■ The input

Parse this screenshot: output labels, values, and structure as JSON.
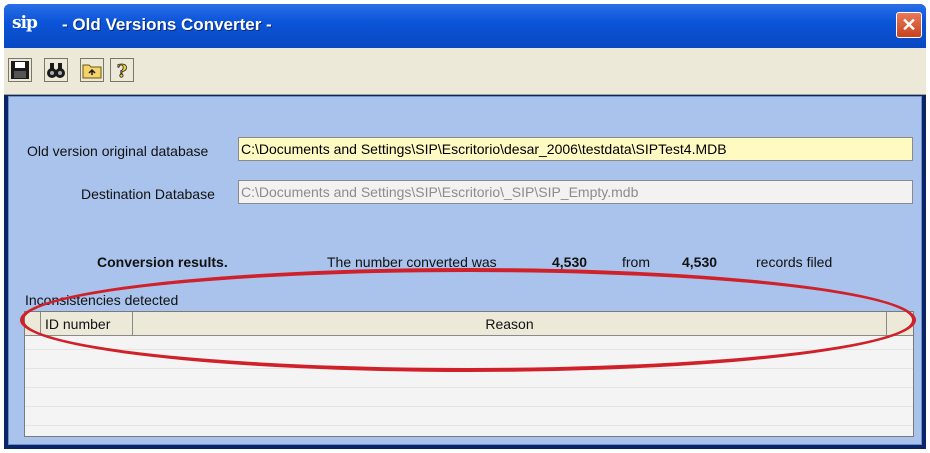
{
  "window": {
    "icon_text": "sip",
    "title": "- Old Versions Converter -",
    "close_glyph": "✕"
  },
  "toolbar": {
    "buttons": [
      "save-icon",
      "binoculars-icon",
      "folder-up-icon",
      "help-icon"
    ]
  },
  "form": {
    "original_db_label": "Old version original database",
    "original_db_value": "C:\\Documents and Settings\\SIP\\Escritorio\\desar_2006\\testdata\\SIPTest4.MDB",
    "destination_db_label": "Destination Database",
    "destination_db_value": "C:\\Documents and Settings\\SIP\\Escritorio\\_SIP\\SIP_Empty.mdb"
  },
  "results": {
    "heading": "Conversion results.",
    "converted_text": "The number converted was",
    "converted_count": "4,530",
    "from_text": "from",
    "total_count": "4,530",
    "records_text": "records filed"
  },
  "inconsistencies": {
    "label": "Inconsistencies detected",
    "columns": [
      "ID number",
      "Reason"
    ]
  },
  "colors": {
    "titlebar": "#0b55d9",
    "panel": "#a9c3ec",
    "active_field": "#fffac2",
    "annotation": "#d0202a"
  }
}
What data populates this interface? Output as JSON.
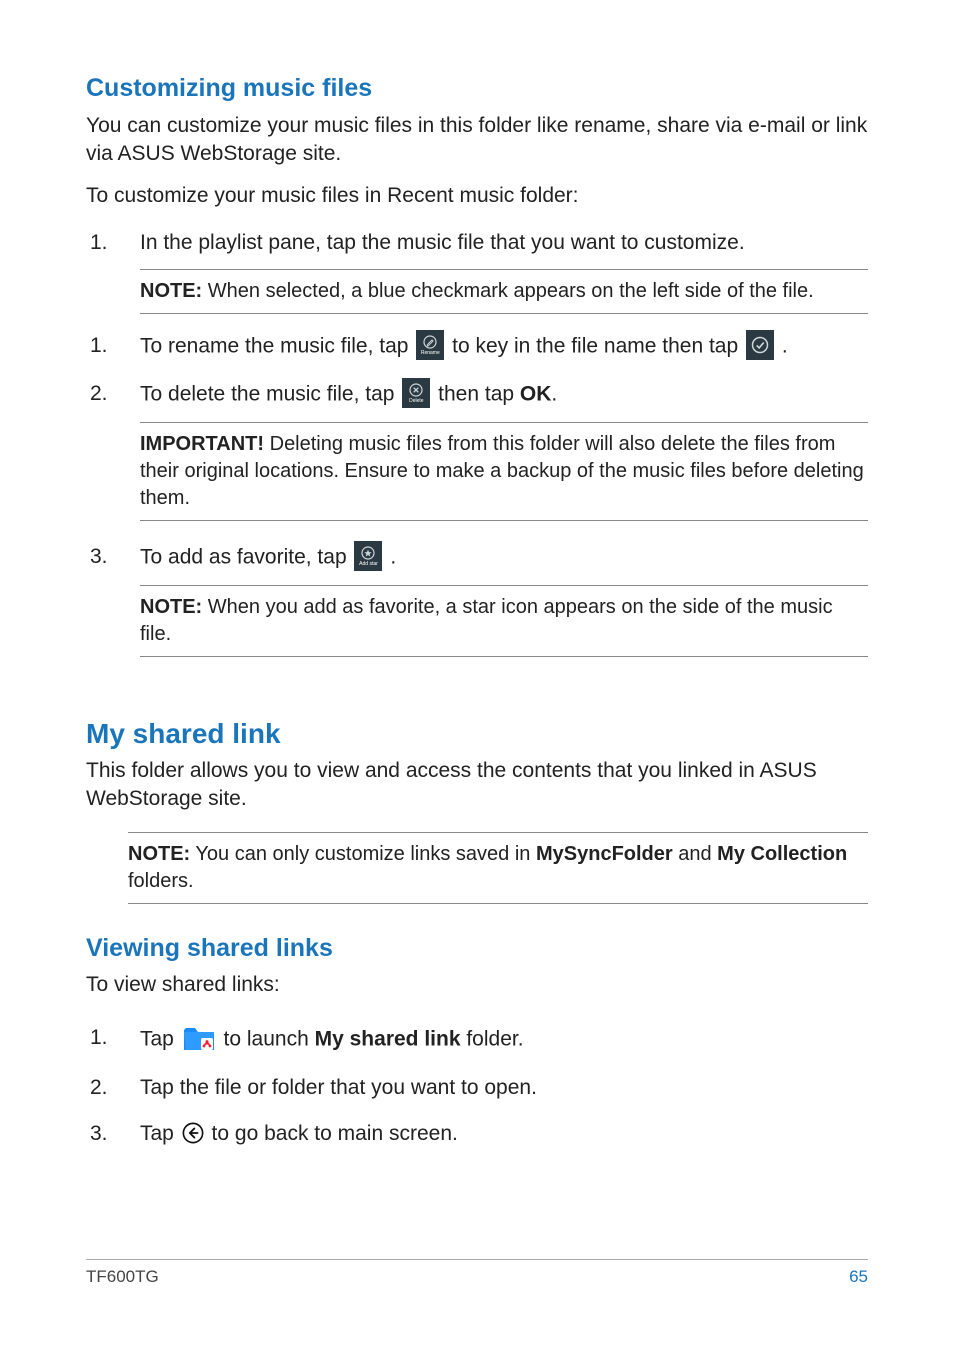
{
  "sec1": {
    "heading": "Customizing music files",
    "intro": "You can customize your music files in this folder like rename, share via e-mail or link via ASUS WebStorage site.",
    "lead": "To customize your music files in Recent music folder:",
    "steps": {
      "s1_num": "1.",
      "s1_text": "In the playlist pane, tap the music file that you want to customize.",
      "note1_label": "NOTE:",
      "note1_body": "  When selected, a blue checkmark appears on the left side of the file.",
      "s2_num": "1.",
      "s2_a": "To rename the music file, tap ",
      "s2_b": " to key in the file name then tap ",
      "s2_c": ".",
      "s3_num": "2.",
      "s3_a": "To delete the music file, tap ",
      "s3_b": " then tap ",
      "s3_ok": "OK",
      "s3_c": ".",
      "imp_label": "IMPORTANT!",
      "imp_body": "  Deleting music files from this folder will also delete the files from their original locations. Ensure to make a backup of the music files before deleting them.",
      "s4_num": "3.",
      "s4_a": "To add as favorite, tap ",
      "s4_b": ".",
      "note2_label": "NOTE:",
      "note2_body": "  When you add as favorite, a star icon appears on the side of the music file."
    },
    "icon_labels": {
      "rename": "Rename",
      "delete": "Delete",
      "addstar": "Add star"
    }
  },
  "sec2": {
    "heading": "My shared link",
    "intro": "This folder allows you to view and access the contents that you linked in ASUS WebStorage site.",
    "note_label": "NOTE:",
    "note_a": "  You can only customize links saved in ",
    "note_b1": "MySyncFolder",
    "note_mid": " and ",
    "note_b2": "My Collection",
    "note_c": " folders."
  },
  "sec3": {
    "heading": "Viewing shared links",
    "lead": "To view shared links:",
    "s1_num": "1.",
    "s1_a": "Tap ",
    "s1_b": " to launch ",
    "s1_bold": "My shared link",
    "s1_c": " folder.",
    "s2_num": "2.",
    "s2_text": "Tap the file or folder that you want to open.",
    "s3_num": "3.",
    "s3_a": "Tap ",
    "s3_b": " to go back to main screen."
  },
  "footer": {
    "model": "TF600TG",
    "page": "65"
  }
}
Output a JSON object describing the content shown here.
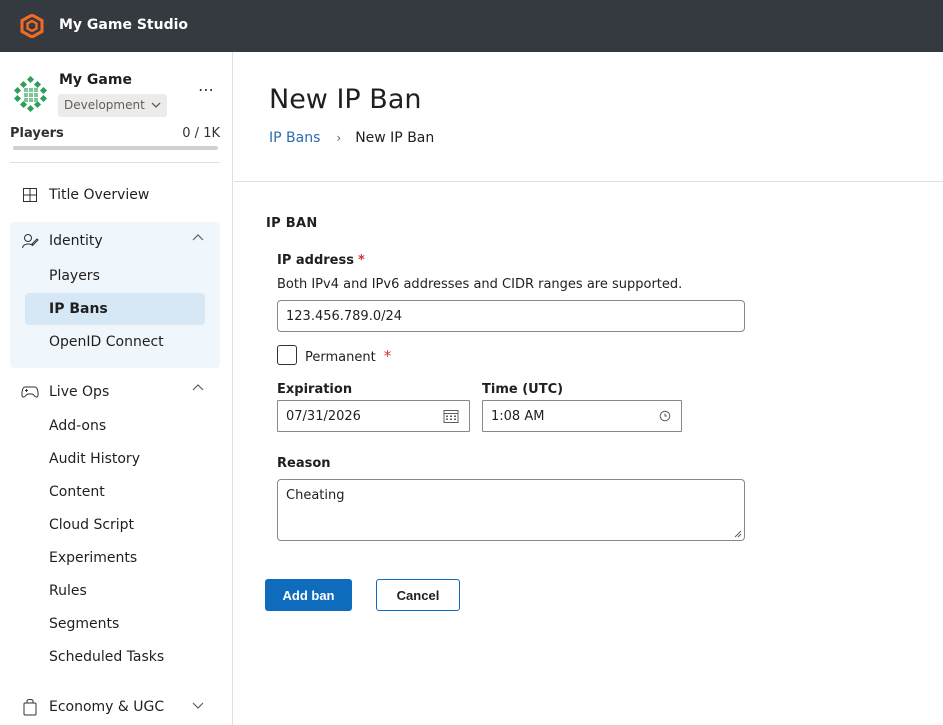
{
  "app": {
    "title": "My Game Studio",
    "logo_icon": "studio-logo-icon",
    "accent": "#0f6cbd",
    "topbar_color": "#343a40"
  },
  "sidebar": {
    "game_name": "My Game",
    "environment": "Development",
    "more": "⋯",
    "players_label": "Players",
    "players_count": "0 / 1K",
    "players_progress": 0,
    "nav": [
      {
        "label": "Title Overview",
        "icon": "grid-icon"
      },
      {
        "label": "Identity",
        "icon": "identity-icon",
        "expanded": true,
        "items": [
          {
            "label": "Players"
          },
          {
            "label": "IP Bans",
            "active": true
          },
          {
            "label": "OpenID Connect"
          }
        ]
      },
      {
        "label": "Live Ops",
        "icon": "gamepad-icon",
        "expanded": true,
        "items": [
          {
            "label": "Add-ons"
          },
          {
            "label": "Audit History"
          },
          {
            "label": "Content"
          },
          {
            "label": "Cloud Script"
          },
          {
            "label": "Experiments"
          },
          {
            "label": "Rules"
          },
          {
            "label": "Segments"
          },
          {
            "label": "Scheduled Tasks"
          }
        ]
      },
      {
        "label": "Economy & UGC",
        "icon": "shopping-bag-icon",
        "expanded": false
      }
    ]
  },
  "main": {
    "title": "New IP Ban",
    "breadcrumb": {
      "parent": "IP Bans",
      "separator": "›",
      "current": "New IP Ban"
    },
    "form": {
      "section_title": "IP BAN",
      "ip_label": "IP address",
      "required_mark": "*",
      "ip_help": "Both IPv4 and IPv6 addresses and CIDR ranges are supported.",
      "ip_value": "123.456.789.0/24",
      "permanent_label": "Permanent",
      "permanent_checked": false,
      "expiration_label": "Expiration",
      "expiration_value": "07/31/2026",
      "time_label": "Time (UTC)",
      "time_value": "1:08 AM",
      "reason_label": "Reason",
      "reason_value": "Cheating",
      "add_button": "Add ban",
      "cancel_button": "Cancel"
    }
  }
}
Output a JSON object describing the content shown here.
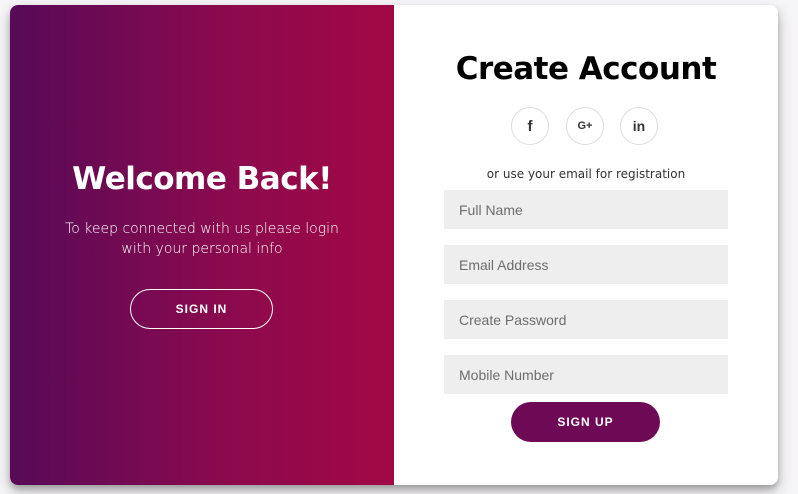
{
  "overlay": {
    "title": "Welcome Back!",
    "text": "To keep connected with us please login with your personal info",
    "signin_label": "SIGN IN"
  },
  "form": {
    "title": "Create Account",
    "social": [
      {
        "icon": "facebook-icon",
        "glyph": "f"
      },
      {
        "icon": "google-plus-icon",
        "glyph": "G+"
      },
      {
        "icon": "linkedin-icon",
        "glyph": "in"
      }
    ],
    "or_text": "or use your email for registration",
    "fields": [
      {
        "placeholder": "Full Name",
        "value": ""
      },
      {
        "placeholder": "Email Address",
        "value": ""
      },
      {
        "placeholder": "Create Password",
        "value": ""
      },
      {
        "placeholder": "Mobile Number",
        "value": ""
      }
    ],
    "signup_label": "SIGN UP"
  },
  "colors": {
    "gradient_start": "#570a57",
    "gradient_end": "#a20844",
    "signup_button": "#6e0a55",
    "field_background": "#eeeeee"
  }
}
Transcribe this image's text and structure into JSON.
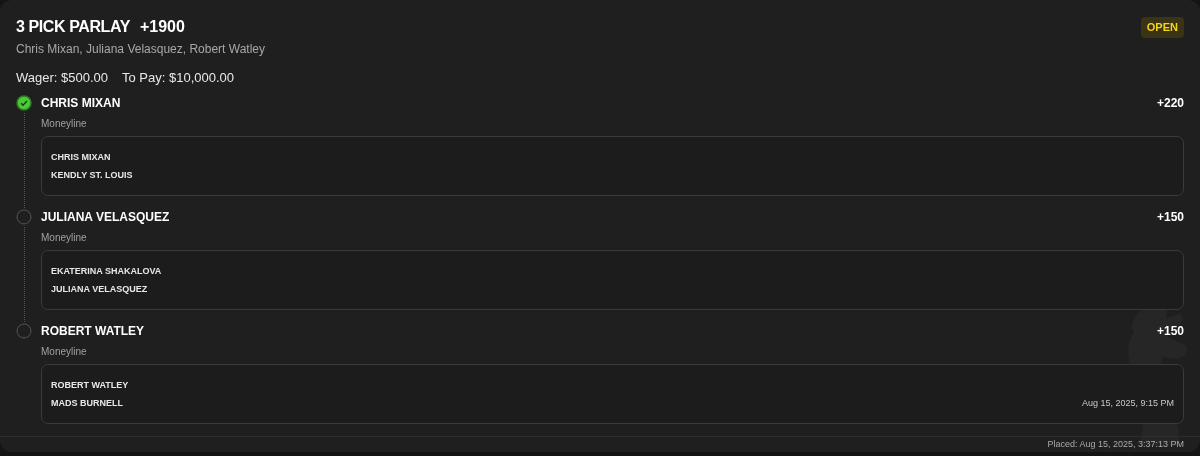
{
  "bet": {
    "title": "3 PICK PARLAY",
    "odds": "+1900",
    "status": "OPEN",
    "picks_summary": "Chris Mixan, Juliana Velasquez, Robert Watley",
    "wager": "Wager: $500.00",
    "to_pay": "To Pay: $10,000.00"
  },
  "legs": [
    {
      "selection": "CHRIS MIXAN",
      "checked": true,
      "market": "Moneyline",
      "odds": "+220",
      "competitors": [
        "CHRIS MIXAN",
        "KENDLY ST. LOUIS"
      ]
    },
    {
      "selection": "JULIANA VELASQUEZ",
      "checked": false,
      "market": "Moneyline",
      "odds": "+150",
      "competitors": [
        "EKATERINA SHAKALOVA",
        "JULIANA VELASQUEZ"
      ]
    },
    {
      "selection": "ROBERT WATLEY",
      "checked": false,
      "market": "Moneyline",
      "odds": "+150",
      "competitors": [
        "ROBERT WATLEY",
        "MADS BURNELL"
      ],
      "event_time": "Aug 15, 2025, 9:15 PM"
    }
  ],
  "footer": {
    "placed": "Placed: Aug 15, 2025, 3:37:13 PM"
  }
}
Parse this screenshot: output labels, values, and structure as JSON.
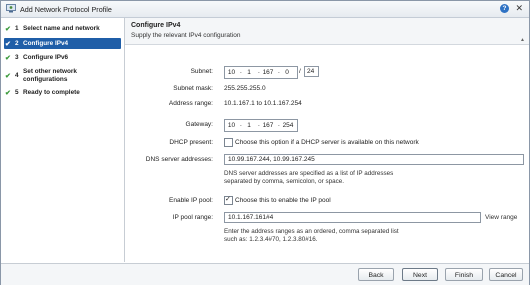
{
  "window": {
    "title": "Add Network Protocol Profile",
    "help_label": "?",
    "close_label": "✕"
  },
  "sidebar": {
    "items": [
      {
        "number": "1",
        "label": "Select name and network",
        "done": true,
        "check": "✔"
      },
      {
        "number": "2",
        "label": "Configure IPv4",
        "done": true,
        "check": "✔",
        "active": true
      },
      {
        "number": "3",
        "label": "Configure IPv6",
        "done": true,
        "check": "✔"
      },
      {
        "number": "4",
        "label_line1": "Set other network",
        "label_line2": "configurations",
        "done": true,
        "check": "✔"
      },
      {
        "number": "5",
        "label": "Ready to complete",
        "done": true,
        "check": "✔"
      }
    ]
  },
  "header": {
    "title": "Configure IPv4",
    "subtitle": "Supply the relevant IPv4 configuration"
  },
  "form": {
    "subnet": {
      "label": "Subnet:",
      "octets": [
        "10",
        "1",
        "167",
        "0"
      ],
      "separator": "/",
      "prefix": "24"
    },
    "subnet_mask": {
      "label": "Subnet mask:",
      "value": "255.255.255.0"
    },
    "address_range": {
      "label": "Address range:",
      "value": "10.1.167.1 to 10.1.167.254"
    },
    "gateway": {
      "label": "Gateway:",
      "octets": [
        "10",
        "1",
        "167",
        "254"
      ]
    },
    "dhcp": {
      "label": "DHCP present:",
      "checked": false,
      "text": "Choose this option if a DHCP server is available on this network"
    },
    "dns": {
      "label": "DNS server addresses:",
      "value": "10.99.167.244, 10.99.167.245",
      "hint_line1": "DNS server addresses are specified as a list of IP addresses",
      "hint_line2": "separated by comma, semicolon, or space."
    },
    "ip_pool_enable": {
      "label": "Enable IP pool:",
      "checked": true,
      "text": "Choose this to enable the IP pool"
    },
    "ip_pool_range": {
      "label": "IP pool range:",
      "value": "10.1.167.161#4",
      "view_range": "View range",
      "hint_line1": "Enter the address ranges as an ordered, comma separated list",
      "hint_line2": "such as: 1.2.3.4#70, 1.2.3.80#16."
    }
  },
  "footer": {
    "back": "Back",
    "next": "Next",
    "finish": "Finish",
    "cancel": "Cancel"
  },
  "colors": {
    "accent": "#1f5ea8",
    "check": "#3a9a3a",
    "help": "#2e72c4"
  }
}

■ Short task
Return every line above that contains the word "Create".

■ Result of this exercise
    "title": "Create Account",
        "placeholder": "Create Password",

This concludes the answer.